Material provided
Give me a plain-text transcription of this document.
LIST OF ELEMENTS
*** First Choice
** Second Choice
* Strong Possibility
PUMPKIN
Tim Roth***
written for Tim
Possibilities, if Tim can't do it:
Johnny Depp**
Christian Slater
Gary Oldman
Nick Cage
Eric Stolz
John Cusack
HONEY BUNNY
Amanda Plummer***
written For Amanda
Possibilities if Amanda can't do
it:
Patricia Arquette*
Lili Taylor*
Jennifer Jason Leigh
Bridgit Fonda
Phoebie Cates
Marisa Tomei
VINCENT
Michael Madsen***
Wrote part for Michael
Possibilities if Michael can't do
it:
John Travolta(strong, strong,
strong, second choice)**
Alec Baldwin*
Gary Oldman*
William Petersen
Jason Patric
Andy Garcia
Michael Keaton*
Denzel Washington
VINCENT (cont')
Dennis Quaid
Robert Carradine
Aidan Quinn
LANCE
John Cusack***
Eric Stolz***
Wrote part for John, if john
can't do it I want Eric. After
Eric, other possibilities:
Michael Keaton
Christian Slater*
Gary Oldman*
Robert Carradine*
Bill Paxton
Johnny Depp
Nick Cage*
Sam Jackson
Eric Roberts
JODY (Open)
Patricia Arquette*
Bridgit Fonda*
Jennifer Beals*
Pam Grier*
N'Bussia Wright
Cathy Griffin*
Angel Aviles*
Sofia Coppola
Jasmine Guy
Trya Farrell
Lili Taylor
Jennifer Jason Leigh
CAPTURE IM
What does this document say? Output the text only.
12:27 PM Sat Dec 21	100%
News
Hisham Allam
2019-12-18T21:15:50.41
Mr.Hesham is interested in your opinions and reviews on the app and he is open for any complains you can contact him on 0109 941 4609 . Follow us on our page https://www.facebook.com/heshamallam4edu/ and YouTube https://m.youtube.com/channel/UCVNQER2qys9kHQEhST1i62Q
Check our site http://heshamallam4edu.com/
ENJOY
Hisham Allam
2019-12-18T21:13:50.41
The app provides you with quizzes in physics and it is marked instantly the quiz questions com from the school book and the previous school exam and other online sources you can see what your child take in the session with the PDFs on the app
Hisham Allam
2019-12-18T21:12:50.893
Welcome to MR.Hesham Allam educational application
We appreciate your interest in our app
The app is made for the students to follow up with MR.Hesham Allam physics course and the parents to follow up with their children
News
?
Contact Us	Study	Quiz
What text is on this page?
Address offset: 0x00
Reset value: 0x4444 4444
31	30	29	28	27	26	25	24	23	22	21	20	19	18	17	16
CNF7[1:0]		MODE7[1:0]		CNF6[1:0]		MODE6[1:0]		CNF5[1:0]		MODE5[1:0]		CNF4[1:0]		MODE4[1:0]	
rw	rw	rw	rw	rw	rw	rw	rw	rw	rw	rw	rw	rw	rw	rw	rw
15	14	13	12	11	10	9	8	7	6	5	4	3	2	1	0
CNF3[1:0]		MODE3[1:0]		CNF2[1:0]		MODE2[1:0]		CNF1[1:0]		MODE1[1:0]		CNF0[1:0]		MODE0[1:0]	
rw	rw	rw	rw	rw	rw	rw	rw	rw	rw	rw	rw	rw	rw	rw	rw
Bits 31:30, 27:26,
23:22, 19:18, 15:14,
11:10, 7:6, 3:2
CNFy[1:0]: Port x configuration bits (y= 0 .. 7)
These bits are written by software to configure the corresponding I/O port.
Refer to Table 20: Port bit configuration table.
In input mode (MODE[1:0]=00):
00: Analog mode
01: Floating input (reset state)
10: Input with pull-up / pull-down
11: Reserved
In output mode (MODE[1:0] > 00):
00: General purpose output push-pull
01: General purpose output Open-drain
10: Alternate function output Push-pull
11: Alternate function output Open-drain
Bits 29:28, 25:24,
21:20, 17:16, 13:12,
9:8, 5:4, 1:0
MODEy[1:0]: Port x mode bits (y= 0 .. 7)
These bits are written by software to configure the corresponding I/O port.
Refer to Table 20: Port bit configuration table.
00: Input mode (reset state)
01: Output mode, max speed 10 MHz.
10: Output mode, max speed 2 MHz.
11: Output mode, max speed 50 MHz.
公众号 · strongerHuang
* * *
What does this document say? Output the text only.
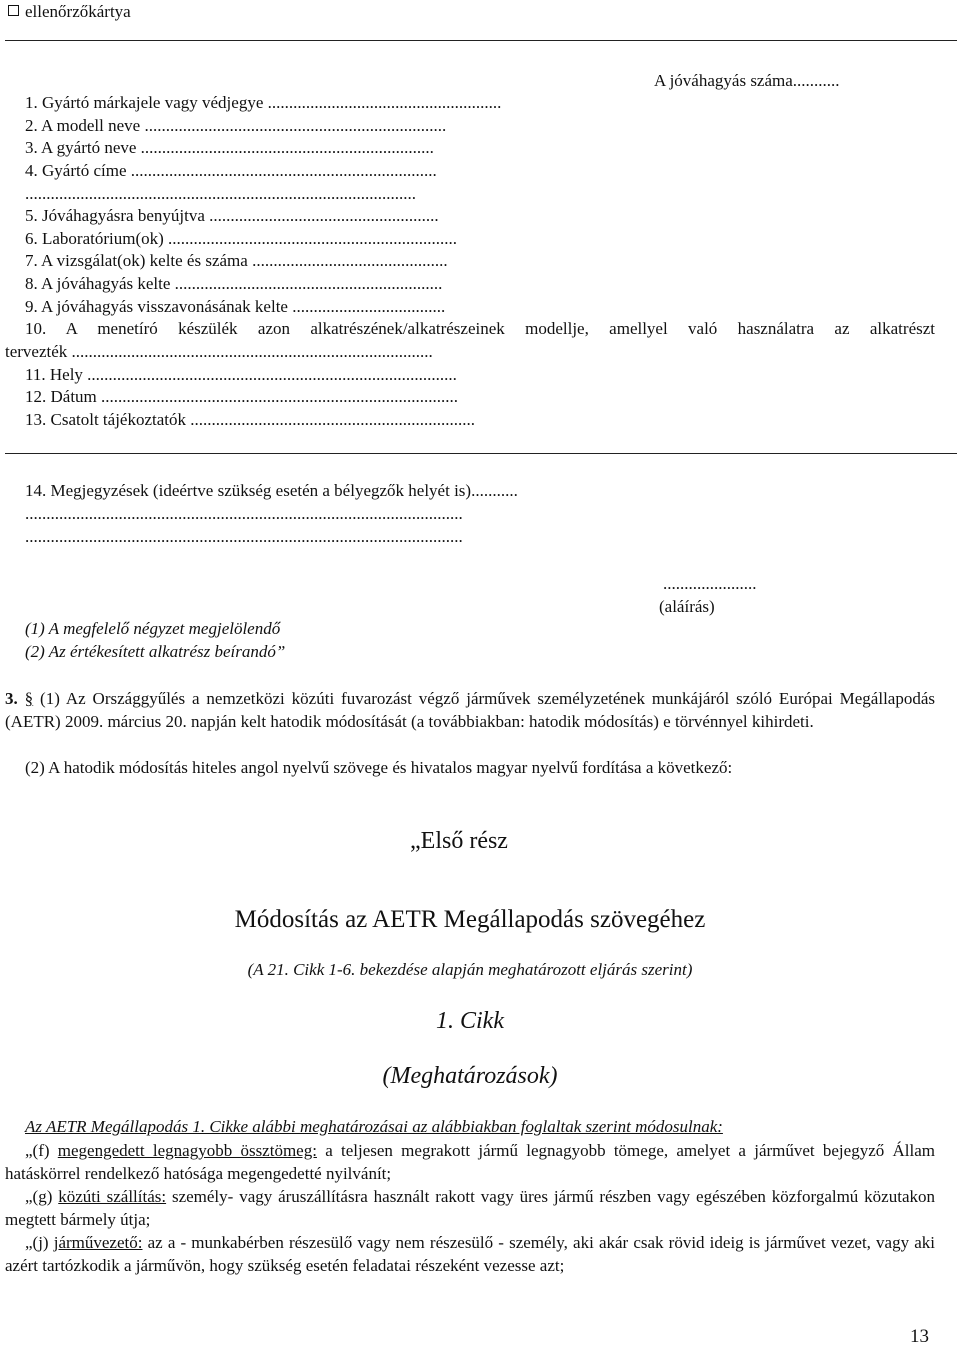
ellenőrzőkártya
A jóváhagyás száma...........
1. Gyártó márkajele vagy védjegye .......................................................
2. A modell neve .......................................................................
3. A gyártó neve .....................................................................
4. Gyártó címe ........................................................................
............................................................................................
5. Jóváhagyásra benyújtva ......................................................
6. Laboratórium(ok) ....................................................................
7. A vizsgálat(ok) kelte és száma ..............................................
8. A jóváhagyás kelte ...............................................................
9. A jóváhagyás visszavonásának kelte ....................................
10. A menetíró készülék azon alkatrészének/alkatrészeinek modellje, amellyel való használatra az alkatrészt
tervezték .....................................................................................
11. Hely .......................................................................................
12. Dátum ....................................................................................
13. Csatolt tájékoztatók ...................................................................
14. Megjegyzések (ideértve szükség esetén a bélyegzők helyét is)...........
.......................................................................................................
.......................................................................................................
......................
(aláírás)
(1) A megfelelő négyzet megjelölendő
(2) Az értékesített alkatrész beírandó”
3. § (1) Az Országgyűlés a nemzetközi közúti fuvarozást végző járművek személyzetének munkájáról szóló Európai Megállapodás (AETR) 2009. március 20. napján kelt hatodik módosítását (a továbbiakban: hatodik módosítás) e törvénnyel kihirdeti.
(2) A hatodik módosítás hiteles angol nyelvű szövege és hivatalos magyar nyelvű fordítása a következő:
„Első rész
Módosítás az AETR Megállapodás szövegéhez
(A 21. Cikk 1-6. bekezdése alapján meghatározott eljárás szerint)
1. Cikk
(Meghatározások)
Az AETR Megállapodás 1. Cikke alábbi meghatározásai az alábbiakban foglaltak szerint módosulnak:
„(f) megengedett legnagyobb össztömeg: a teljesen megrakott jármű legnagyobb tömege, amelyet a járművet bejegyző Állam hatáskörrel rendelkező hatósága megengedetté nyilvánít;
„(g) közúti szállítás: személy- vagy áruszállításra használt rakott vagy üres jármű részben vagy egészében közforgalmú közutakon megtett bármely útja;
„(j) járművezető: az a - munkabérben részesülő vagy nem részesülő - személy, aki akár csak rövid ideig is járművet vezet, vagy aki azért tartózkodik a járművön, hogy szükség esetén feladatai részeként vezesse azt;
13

Task to complete
How many lines of these entries contain "this"? Answer with the number and nothing else.

Output of the task
4